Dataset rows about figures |
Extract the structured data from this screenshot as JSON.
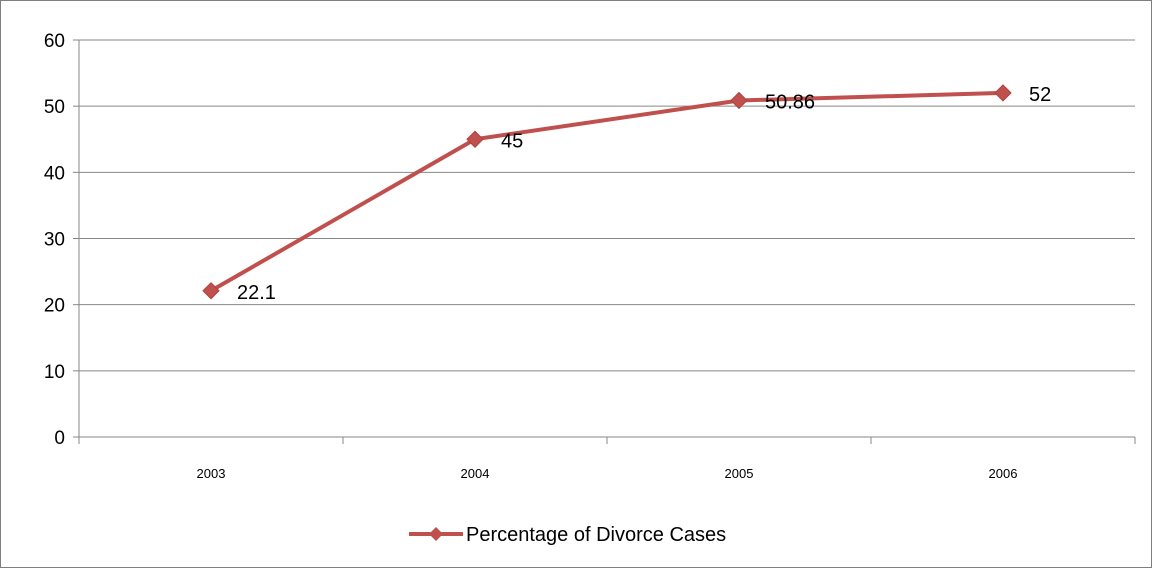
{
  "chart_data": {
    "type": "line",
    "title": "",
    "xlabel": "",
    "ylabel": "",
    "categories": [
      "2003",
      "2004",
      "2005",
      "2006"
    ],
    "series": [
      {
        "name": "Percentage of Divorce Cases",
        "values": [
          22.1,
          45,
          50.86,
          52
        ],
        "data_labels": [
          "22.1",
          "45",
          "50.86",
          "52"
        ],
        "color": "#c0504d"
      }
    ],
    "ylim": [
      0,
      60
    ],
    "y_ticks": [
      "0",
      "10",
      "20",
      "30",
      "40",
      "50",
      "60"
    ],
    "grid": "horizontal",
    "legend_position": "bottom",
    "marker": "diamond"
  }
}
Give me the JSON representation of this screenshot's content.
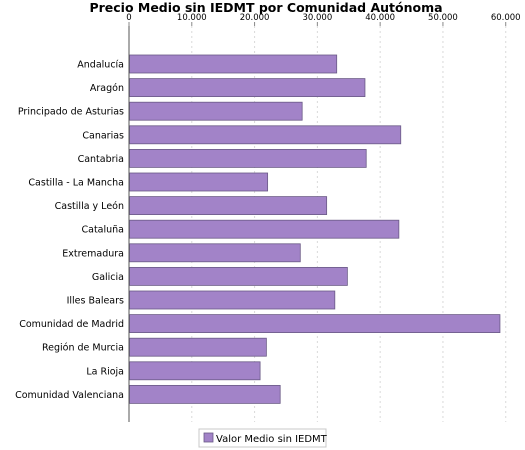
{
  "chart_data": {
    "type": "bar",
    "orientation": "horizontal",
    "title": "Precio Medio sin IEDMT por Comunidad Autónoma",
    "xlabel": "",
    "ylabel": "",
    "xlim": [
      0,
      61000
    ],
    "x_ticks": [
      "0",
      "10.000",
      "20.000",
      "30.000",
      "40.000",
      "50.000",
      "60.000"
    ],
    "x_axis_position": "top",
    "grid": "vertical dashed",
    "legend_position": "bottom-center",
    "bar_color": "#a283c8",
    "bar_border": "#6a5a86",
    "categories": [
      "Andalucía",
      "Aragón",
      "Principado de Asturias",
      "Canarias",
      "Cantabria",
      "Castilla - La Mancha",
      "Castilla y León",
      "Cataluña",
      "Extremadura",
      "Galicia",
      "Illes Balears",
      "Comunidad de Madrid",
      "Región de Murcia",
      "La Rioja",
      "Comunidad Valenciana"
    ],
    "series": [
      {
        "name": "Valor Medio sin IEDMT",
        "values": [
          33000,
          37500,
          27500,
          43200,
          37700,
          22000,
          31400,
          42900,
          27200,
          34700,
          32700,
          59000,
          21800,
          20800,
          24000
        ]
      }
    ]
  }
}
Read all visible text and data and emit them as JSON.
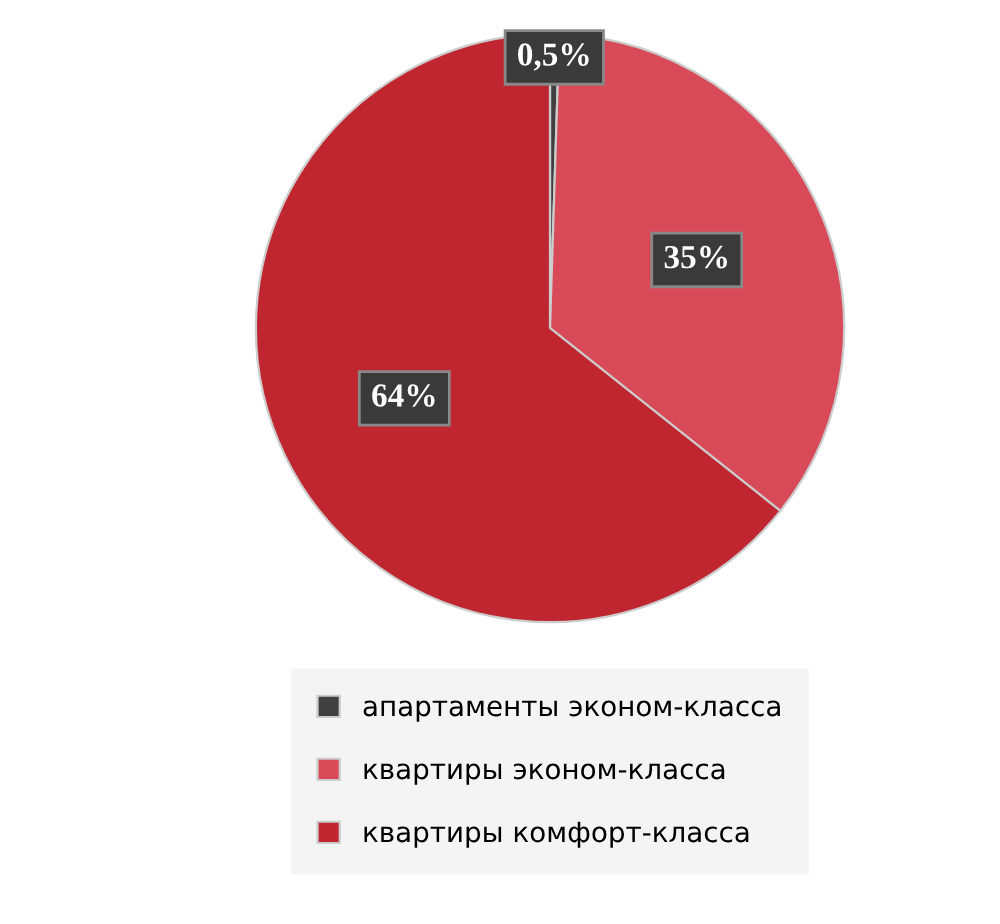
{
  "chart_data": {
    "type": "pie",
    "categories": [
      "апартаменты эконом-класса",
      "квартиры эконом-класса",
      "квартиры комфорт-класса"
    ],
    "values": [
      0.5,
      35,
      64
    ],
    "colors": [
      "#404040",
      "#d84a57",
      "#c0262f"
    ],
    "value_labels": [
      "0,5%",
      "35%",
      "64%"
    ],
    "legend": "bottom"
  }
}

Exercise instructions | Transcribe the listing in full. Omit the pictures and keep every line exact.

Expected output |
Extract the structured data from this screenshot as JSON.
{
  "chart_data": {
    "type": "line",
    "title": "",
    "xlabel": "",
    "ylabel": "",
    "categories": [
      "2003",
      "2004",
      "2005",
      "2006"
    ],
    "series": [
      {
        "name": "Percentage of Divorce Cases",
        "values": [
          22.1,
          45,
          50.86,
          52
        ],
        "data_labels": [
          "22.1",
          "45",
          "50.86",
          "52"
        ],
        "color": "#c0504d"
      }
    ],
    "ylim": [
      0,
      60
    ],
    "y_ticks": [
      "0",
      "10",
      "20",
      "30",
      "40",
      "50",
      "60"
    ],
    "grid": "horizontal",
    "legend_position": "bottom",
    "marker": "diamond"
  }
}
Give me the JSON representation of this screenshot's content.
{
  "chart_data": {
    "type": "bar",
    "orientation": "horizontal",
    "title": "Precio Medio sin IEDMT por Comunidad Autónoma",
    "xlabel": "",
    "ylabel": "",
    "xlim": [
      0,
      61000
    ],
    "x_ticks": [
      "0",
      "10.000",
      "20.000",
      "30.000",
      "40.000",
      "50.000",
      "60.000"
    ],
    "x_axis_position": "top",
    "grid": "vertical dashed",
    "legend_position": "bottom-center",
    "bar_color": "#a283c8",
    "bar_border": "#6a5a86",
    "categories": [
      "Andalucía",
      "Aragón",
      "Principado de Asturias",
      "Canarias",
      "Cantabria",
      "Castilla - La Mancha",
      "Castilla y León",
      "Cataluña",
      "Extremadura",
      "Galicia",
      "Illes Balears",
      "Comunidad de Madrid",
      "Región de Murcia",
      "La Rioja",
      "Comunidad Valenciana"
    ],
    "series": [
      {
        "name": "Valor Medio sin IEDMT",
        "values": [
          33000,
          37500,
          27500,
          43200,
          37700,
          22000,
          31400,
          42900,
          27200,
          34700,
          32700,
          59000,
          21800,
          20800,
          24000
        ]
      }
    ]
  }
}
Read all visible text and data and emit them as JSON.
{
  "chart_data": {
    "type": "pie",
    "categories": [
      "апартаменты эконом-класса",
      "квартиры эконом-класса",
      "квартиры комфорт-класса"
    ],
    "values": [
      0.5,
      35,
      64
    ],
    "colors": [
      "#404040",
      "#d84a57",
      "#c0262f"
    ],
    "value_labels": [
      "0,5%",
      "35%",
      "64%"
    ],
    "legend": "bottom"
  }
}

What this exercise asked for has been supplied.